### INSTRUCTION
All lines from the one with "Convert this document image to plain text." to the end need to be copied exactly, with nothing before them.

### LISTED ENTRIES
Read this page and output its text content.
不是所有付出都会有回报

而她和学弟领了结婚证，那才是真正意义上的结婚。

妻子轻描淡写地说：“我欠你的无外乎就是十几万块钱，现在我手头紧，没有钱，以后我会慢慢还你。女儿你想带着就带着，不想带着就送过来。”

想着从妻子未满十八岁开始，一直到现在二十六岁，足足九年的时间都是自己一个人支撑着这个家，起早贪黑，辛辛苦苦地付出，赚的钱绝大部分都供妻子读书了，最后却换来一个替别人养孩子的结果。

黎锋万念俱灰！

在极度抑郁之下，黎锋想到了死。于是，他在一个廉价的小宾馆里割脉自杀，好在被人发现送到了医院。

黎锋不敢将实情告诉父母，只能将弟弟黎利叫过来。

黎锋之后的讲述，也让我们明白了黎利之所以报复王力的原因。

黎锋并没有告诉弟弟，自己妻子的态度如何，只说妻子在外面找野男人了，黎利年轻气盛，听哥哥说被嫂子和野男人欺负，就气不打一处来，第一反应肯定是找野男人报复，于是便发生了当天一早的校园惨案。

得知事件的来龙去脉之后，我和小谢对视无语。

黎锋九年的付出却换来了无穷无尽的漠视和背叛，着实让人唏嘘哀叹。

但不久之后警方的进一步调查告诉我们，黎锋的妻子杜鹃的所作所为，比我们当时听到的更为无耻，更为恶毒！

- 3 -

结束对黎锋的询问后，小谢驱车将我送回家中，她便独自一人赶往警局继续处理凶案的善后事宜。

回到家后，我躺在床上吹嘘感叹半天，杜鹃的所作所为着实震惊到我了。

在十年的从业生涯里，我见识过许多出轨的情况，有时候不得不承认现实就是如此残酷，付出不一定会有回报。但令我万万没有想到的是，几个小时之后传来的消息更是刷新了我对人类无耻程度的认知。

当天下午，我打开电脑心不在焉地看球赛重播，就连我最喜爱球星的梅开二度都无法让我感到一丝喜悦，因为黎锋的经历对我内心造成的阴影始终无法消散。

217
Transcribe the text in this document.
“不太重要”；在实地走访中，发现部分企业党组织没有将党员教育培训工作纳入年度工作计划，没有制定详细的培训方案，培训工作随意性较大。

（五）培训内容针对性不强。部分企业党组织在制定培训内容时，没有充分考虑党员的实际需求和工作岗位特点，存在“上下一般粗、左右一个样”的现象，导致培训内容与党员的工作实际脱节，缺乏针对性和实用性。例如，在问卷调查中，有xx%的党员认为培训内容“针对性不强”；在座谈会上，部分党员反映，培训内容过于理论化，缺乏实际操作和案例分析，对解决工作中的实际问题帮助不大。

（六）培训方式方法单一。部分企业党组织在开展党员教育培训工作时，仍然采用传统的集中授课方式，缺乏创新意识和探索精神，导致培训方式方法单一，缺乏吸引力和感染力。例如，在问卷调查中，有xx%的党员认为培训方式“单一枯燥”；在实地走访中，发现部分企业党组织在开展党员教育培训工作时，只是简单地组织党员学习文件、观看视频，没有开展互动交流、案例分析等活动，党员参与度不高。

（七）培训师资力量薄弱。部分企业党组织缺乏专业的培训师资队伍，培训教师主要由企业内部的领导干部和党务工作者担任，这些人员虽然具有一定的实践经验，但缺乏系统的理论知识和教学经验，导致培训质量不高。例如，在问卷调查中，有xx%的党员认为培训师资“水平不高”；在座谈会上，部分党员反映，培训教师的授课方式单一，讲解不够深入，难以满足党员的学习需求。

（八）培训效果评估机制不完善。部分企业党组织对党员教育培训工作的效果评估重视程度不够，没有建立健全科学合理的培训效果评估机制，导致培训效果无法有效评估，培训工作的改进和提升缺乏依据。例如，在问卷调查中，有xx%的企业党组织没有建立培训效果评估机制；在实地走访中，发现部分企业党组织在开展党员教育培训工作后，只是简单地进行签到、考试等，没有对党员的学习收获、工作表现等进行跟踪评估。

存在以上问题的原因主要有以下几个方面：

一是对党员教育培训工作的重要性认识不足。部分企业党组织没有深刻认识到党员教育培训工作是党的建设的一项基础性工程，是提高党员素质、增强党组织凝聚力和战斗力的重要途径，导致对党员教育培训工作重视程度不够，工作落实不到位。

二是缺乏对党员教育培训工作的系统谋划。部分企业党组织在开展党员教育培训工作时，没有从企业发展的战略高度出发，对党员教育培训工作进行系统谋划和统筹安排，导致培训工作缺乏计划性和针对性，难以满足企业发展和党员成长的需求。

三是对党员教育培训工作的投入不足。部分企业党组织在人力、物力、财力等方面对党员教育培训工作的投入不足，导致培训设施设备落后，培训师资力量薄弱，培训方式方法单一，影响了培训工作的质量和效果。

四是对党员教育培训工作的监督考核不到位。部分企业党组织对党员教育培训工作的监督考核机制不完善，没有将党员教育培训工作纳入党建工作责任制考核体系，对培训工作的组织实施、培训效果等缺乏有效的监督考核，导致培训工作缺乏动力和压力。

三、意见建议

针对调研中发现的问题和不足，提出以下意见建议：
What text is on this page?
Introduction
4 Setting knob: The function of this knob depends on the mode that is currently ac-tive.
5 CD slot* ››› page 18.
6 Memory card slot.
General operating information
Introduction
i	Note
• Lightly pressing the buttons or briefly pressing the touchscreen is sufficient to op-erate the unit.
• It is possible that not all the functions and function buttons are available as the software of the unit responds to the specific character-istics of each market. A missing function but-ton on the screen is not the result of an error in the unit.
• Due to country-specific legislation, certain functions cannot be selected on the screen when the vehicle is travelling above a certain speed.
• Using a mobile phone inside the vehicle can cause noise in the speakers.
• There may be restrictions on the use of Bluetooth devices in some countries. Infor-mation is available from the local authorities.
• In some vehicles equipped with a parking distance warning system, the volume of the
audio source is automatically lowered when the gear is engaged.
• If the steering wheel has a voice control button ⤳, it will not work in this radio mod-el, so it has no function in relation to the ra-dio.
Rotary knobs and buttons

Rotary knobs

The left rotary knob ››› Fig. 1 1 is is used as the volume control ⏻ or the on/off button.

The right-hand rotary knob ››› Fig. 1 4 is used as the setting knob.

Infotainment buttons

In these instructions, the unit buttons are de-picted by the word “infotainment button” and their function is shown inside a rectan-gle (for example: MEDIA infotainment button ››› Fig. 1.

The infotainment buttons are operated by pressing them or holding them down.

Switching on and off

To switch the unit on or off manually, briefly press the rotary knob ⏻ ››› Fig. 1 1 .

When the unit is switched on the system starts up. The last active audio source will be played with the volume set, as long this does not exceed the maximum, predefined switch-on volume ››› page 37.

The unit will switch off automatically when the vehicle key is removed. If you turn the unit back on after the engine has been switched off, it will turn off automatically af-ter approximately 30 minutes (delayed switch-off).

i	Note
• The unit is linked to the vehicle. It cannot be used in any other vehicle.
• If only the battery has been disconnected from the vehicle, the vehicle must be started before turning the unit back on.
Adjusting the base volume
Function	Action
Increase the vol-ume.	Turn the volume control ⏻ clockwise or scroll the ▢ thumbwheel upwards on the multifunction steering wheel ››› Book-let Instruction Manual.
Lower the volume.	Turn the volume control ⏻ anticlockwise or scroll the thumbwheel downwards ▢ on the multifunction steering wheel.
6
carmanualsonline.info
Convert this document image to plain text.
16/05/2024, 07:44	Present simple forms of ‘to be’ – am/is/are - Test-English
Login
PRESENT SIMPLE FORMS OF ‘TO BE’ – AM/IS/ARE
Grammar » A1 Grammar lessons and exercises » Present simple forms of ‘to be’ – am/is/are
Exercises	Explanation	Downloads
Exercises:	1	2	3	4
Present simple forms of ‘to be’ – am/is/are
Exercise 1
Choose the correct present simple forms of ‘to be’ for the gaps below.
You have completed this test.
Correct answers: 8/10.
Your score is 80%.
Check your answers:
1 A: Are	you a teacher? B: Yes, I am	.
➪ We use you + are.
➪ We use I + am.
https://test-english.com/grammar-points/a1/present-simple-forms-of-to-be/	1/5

### CORRECT RESULT
Convert this document image to plain text.
16/05/2024, 07:44	Present simple forms of ‘to be’ – am/is/are - Test-English
Login
PRESENT SIMPLE FORMS OF ‘TO BE’ – AM/IS/ARE
Grammar » A1 Grammar lessons and exercises » Present simple forms of ‘to be’ – am/is/are
Exercises	Explanation	Downloads
Exercises:	1	2	3	4
Present simple forms of ‘to be’ – am/is/are
Exercise 1
Choose the correct present simple forms of ‘to be’ for the gaps below.
You have completed this test.
Correct answers: 8/10.
Your score is 80%.
Check your answers:
1 A: Are	you a teacher? B: Yes, I am	.
➪ We use you + are.
➪ We use I + am.
https://test-english.com/grammar-points/a1/present-simple-forms-of-to-be/	1/5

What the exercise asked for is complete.